• _Record excerpts_
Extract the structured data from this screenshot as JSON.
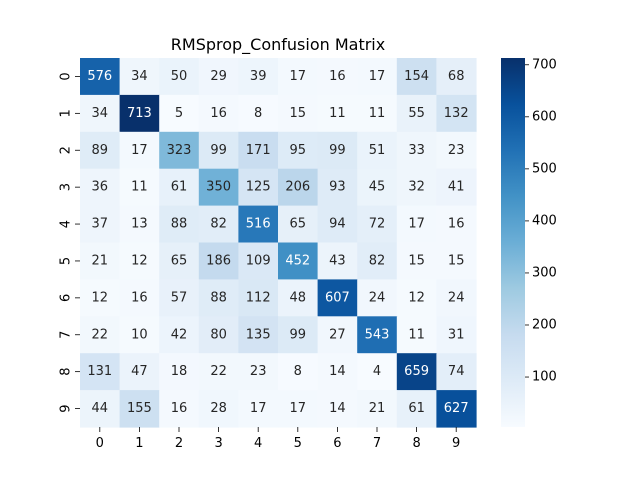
{
  "chart_data": {
    "type": "heatmap",
    "title": "RMSprop_Confusion Matrix",
    "xlabel": "",
    "ylabel": "",
    "x_categories": [
      "0",
      "1",
      "2",
      "3",
      "4",
      "5",
      "6",
      "7",
      "8",
      "9"
    ],
    "y_categories": [
      "0",
      "1",
      "2",
      "3",
      "4",
      "5",
      "6",
      "7",
      "8",
      "9"
    ],
    "values": [
      [
        576,
        34,
        50,
        29,
        39,
        17,
        16,
        17,
        154,
        68
      ],
      [
        34,
        713,
        5,
        16,
        8,
        15,
        11,
        11,
        55,
        132
      ],
      [
        89,
        17,
        323,
        99,
        171,
        95,
        99,
        51,
        33,
        23
      ],
      [
        36,
        11,
        61,
        350,
        125,
        206,
        93,
        45,
        32,
        41
      ],
      [
        37,
        13,
        88,
        82,
        516,
        65,
        94,
        72,
        17,
        16
      ],
      [
        21,
        12,
        65,
        186,
        109,
        452,
        43,
        82,
        15,
        15
      ],
      [
        12,
        16,
        57,
        88,
        112,
        48,
        607,
        24,
        12,
        24
      ],
      [
        22,
        10,
        42,
        80,
        135,
        99,
        27,
        543,
        11,
        31
      ],
      [
        131,
        47,
        18,
        22,
        23,
        8,
        14,
        4,
        659,
        74
      ],
      [
        44,
        155,
        16,
        28,
        17,
        17,
        14,
        21,
        61,
        627
      ]
    ],
    "colormap": "Blues",
    "colorbar": {
      "min": 4,
      "max": 713,
      "ticks": [
        100,
        200,
        300,
        400,
        500,
        600,
        700
      ]
    },
    "grid": false,
    "legend": "colorbar-right"
  }
}
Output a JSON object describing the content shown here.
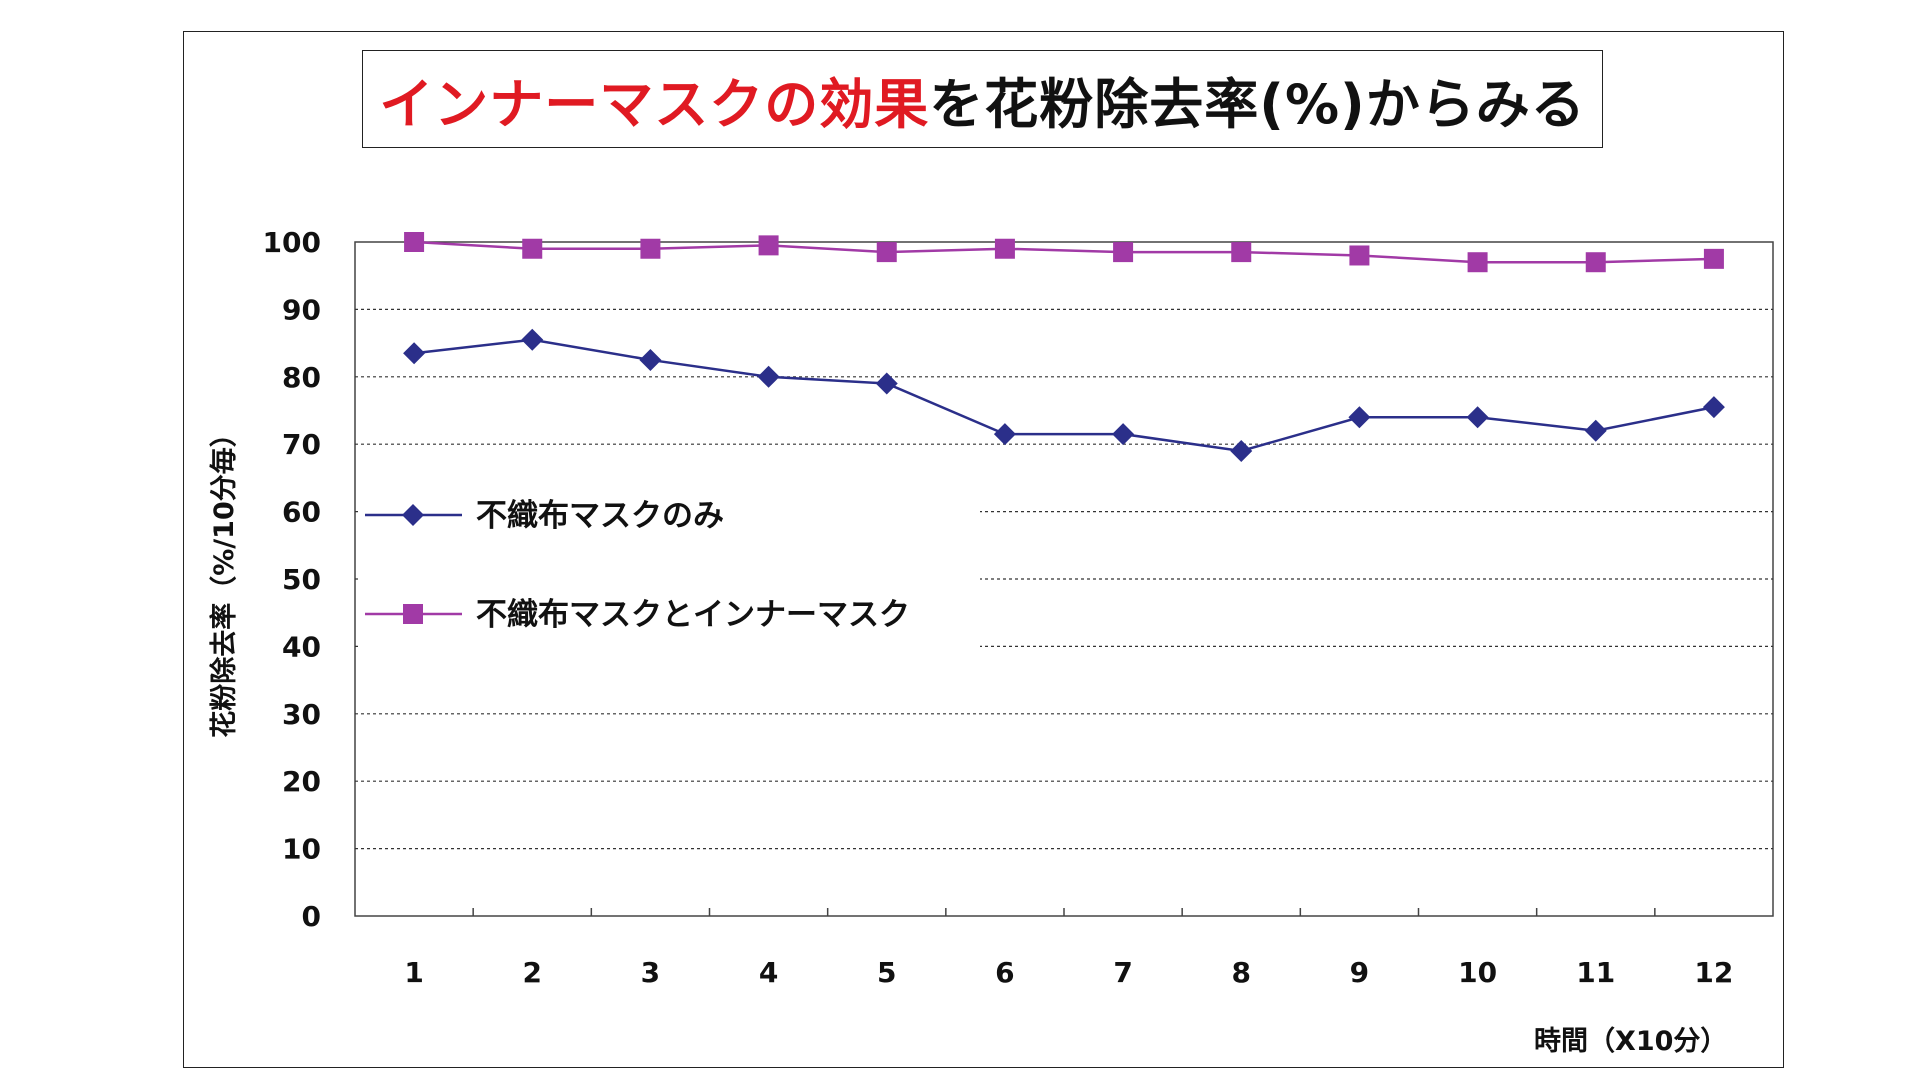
{
  "title": {
    "part1": "インナーマスクの効果",
    "part2": "を花粉除去率(%)からみる",
    "part1_color": "#e01a22",
    "part2_color": "#111111"
  },
  "chart_data": {
    "type": "line",
    "categories": [
      "1",
      "2",
      "3",
      "4",
      "5",
      "6",
      "7",
      "8",
      "9",
      "10",
      "11",
      "12"
    ],
    "series": [
      {
        "name": "不織布マスクのみ",
        "values": [
          83.5,
          85.5,
          82.5,
          80,
          79,
          71.5,
          71.5,
          69,
          74,
          74,
          72,
          75.5
        ],
        "color": "#2b2f8a",
        "marker": "diamond"
      },
      {
        "name": "不織布マスクとインナーマスク",
        "values": [
          100,
          99,
          99,
          99.5,
          98.5,
          99,
          98.5,
          98.5,
          98,
          97,
          97,
          97.5
        ],
        "color": "#a13aa6",
        "marker": "square"
      }
    ],
    "ylabel": "花粉除去率（%/10分毎）",
    "xlabel": "時間（X10分）",
    "ylim": [
      0,
      100
    ],
    "yticks": [
      "0",
      "10",
      "20",
      "30",
      "40",
      "50",
      "60",
      "70",
      "80",
      "90",
      "100"
    ],
    "grid": true,
    "legend_position": "left-middle"
  }
}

• _What you need to do_
Except for the pictures, print the data above exactly.

• _The reply_
Extract the structured data from this screenshot as JSON.
{
  "chart_data": {
    "type": "heatmap",
    "title": "RMSprop_Confusion Matrix",
    "xlabel": "",
    "ylabel": "",
    "x_categories": [
      "0",
      "1",
      "2",
      "3",
      "4",
      "5",
      "6",
      "7",
      "8",
      "9"
    ],
    "y_categories": [
      "0",
      "1",
      "2",
      "3",
      "4",
      "5",
      "6",
      "7",
      "8",
      "9"
    ],
    "values": [
      [
        576,
        34,
        50,
        29,
        39,
        17,
        16,
        17,
        154,
        68
      ],
      [
        34,
        713,
        5,
        16,
        8,
        15,
        11,
        11,
        55,
        132
      ],
      [
        89,
        17,
        323,
        99,
        171,
        95,
        99,
        51,
        33,
        23
      ],
      [
        36,
        11,
        61,
        350,
        125,
        206,
        93,
        45,
        32,
        41
      ],
      [
        37,
        13,
        88,
        82,
        516,
        65,
        94,
        72,
        17,
        16
      ],
      [
        21,
        12,
        65,
        186,
        109,
        452,
        43,
        82,
        15,
        15
      ],
      [
        12,
        16,
        57,
        88,
        112,
        48,
        607,
        24,
        12,
        24
      ],
      [
        22,
        10,
        42,
        80,
        135,
        99,
        27,
        543,
        11,
        31
      ],
      [
        131,
        47,
        18,
        22,
        23,
        8,
        14,
        4,
        659,
        74
      ],
      [
        44,
        155,
        16,
        28,
        17,
        17,
        14,
        21,
        61,
        627
      ]
    ],
    "colormap": "Blues",
    "colorbar": {
      "min": 4,
      "max": 713,
      "ticks": [
        100,
        200,
        300,
        400,
        500,
        600,
        700
      ]
    },
    "grid": false,
    "legend": "colorbar-right"
  }
}
Output a JSON object describing the content shown here.
{
  "title": {
    "part1": "インナーマスクの効果",
    "part2": "を花粉除去率(%)からみる",
    "part1_color": "#e01a22",
    "part2_color": "#111111"
  },
  "chart_data": {
    "type": "line",
    "categories": [
      "1",
      "2",
      "3",
      "4",
      "5",
      "6",
      "7",
      "8",
      "9",
      "10",
      "11",
      "12"
    ],
    "series": [
      {
        "name": "不織布マスクのみ",
        "values": [
          83.5,
          85.5,
          82.5,
          80,
          79,
          71.5,
          71.5,
          69,
          74,
          74,
          72,
          75.5
        ],
        "color": "#2b2f8a",
        "marker": "diamond"
      },
      {
        "name": "不織布マスクとインナーマスク",
        "values": [
          100,
          99,
          99,
          99.5,
          98.5,
          99,
          98.5,
          98.5,
          98,
          97,
          97,
          97.5
        ],
        "color": "#a13aa6",
        "marker": "square"
      }
    ],
    "ylabel": "花粉除去率（%/10分毎）",
    "xlabel": "時間（X10分）",
    "ylim": [
      0,
      100
    ],
    "yticks": [
      "0",
      "10",
      "20",
      "30",
      "40",
      "50",
      "60",
      "70",
      "80",
      "90",
      "100"
    ],
    "grid": true,
    "legend_position": "left-middle"
  }
}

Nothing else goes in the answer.